(Aim of the exercise):
Search the records for "второй". Copy every line where it appears.

..........

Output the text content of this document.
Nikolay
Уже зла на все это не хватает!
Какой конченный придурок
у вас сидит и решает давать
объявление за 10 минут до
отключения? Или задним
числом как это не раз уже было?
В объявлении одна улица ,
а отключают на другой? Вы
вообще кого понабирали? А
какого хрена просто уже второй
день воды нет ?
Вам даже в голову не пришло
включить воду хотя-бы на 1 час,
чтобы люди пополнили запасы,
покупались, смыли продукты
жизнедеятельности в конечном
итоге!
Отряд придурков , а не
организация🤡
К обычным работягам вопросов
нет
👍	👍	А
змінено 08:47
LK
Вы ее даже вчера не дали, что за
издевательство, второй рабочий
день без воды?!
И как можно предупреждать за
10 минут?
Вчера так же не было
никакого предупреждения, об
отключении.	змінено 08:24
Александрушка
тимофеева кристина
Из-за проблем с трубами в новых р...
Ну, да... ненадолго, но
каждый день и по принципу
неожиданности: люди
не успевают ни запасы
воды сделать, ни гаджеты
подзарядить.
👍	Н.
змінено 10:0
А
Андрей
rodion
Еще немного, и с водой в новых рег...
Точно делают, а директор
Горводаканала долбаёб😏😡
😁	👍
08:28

..........

(Written reply):
какого хрена просто уже второй
издевательство, второй рабочий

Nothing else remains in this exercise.